Arrange the items as a numbered list, from the first line up to and including the line with "service-subtitle: 可提升审核通过率+90% bbox=[230, 1768, 573, 1804]". Leave out any blank lines.
>>>>>
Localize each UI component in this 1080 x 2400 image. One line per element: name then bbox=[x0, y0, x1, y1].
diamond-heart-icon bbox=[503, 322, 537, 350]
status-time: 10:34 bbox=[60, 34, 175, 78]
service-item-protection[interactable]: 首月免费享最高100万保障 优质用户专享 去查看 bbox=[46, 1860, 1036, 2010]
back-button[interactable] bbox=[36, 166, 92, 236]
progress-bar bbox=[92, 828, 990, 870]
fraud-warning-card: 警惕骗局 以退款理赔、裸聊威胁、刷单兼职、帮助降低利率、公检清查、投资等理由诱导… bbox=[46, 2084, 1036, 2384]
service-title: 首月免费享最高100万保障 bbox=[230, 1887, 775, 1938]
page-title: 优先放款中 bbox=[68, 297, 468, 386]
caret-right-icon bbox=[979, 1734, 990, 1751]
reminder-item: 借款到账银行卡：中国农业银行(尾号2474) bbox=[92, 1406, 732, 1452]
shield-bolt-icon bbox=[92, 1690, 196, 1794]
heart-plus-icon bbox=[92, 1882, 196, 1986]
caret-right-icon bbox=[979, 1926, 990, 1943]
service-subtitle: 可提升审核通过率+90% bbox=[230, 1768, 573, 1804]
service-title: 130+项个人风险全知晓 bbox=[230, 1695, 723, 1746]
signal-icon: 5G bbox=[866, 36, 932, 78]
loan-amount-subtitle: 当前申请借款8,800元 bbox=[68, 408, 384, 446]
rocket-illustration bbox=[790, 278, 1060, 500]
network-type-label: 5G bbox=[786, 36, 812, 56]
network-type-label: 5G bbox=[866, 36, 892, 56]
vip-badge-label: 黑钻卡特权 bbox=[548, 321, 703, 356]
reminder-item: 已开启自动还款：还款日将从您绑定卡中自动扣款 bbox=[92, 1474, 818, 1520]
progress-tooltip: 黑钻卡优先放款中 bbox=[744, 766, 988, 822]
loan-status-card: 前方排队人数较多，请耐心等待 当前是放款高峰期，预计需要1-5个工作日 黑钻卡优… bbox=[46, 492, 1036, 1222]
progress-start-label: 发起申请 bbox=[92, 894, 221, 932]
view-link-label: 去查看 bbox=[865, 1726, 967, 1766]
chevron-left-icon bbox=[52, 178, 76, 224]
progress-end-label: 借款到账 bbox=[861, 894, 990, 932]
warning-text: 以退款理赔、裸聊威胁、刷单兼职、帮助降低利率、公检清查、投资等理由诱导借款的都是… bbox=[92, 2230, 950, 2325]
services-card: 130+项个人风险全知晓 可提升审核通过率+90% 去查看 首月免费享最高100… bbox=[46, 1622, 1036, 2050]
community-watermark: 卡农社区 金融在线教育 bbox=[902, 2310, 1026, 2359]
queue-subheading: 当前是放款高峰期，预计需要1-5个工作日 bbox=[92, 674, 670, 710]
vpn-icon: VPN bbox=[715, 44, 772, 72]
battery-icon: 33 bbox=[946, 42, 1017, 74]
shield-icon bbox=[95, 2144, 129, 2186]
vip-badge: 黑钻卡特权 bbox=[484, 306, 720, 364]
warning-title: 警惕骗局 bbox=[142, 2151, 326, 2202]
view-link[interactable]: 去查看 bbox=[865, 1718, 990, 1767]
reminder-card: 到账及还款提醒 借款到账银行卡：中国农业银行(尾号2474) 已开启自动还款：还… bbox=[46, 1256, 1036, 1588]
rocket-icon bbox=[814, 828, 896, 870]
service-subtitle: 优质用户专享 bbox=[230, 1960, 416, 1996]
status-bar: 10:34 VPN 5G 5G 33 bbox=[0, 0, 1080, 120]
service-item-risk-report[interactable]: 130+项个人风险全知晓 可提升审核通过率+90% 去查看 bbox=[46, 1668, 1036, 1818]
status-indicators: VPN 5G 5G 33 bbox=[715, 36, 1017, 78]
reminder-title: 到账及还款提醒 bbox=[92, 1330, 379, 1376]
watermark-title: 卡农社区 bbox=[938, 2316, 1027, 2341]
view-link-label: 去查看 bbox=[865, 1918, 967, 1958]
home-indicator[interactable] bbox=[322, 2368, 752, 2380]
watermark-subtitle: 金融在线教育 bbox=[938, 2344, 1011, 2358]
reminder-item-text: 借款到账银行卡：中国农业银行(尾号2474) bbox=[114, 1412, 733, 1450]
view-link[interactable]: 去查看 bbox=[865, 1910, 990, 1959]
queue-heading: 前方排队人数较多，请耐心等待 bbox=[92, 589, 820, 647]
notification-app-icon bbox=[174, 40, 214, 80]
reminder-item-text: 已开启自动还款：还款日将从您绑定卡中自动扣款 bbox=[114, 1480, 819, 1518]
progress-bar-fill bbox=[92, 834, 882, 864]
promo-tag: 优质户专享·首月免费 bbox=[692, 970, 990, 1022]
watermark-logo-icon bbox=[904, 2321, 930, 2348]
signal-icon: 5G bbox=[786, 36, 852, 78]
<<<<<
SOLVED EXERCISE |
1. Localize each UI component in this 1080 x 2400 image. One line per element: name then bbox=[x0, y0, x1, y1].
2. diamond-heart-icon bbox=[503, 322, 537, 350]
3. status-time: 10:34 bbox=[60, 34, 175, 78]
4. service-item-protection[interactable]: 首月免费享最高100万保障 优质用户专享 去查看 bbox=[46, 1860, 1036, 2010]
5. back-button[interactable] bbox=[36, 166, 92, 236]
6. progress-bar bbox=[92, 828, 990, 870]
7. fraud-warning-card: 警惕骗局 以退款理赔、裸聊威胁、刷单兼职、帮助降低利率、公检清查、投资等理由诱导… bbox=[46, 2084, 1036, 2384]
8. service-title: 首月免费享最高100万保障 bbox=[230, 1887, 775, 1938]
9. page-title: 优先放款中 bbox=[68, 297, 468, 386]
10. caret-right-icon bbox=[979, 1734, 990, 1751]
11. reminder-item: 借款到账银行卡：中国农业银行(尾号2474) bbox=[92, 1406, 732, 1452]
12. shield-bolt-icon bbox=[92, 1690, 196, 1794]
13. heart-plus-icon bbox=[92, 1882, 196, 1986]
14. caret-right-icon bbox=[979, 1926, 990, 1943]
15. service-subtitle: 可提升审核通过率+90% bbox=[230, 1768, 573, 1804]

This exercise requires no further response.